EXERCISE PROMPT: Report each line of the data below that contains the string "avatar", copying every such line in full.

AVAILABLE RECORDS:
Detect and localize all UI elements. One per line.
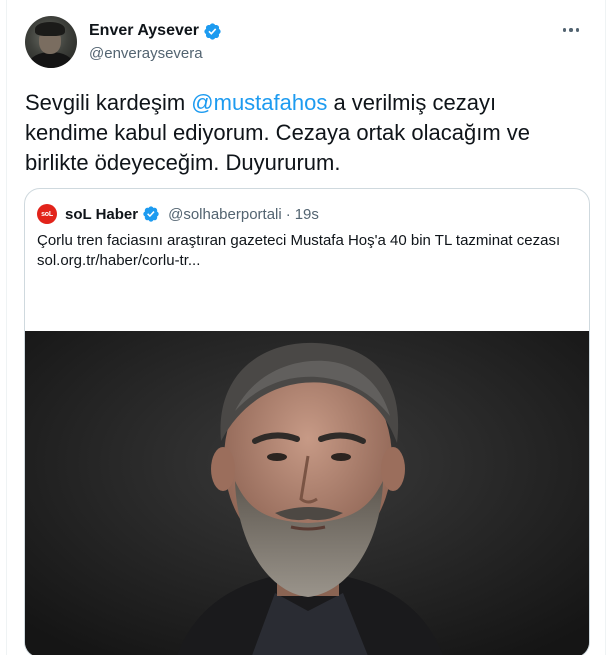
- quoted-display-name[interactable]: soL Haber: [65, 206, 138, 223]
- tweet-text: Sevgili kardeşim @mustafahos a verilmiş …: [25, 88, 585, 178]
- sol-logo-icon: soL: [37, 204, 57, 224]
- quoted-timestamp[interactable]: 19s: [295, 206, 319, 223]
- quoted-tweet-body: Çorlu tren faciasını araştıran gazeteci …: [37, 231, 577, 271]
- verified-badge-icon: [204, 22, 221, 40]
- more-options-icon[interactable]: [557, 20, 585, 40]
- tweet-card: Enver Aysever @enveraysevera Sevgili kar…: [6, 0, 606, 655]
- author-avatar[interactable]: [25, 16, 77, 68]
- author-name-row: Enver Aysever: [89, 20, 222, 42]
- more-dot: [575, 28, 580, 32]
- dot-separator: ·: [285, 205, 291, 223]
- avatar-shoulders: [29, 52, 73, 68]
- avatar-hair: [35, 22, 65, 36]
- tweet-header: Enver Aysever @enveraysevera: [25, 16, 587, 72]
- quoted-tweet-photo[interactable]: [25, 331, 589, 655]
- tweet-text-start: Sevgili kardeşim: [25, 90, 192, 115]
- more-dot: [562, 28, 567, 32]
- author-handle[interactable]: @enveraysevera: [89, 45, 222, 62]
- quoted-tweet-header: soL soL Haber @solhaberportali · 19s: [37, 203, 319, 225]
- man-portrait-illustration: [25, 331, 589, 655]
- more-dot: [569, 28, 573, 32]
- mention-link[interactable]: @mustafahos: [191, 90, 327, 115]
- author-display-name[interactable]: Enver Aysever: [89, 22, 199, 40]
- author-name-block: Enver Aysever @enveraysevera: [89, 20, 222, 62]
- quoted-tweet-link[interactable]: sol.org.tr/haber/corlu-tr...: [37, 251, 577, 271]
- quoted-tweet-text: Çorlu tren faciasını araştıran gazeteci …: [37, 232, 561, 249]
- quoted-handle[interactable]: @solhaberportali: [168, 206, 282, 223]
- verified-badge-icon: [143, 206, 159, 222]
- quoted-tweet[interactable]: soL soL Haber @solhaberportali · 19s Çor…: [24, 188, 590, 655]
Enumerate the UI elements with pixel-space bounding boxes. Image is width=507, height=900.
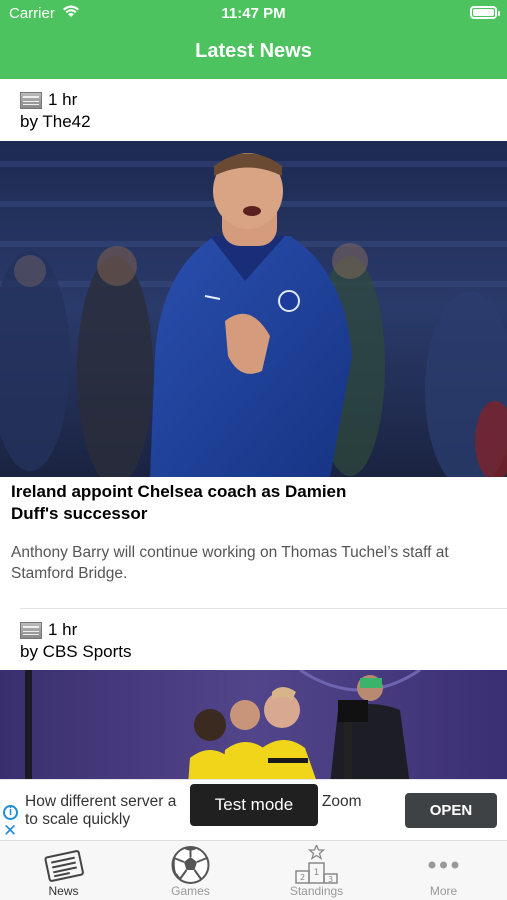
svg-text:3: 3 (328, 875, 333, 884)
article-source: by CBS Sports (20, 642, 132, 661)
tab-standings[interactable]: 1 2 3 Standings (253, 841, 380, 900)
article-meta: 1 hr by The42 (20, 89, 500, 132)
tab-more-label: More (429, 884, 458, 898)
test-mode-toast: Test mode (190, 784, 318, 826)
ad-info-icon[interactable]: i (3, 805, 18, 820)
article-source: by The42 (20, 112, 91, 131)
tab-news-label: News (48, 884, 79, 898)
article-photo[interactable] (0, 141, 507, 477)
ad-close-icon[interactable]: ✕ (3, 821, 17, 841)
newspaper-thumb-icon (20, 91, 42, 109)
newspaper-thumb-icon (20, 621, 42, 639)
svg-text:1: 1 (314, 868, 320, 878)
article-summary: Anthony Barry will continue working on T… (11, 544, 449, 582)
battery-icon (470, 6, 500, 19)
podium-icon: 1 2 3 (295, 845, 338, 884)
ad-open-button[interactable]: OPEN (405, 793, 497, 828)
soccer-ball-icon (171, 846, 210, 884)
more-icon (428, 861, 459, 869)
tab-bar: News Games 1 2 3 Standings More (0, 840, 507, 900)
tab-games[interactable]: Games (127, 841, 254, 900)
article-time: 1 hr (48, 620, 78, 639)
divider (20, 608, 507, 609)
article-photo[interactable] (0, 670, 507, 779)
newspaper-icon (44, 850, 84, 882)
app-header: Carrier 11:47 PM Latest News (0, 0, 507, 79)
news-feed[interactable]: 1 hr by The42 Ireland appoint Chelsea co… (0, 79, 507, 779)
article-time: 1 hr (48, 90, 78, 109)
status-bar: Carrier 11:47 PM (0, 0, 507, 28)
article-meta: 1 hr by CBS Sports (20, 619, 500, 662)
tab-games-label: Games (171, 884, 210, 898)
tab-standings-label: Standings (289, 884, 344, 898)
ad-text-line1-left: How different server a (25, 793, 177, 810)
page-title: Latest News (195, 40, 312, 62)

SOLVED EXERCISE:
- author-avatar[interactable]: [25, 16, 77, 68]
- avatar-shoulders: [29, 52, 73, 68]
- avatar-hair: [35, 22, 65, 36]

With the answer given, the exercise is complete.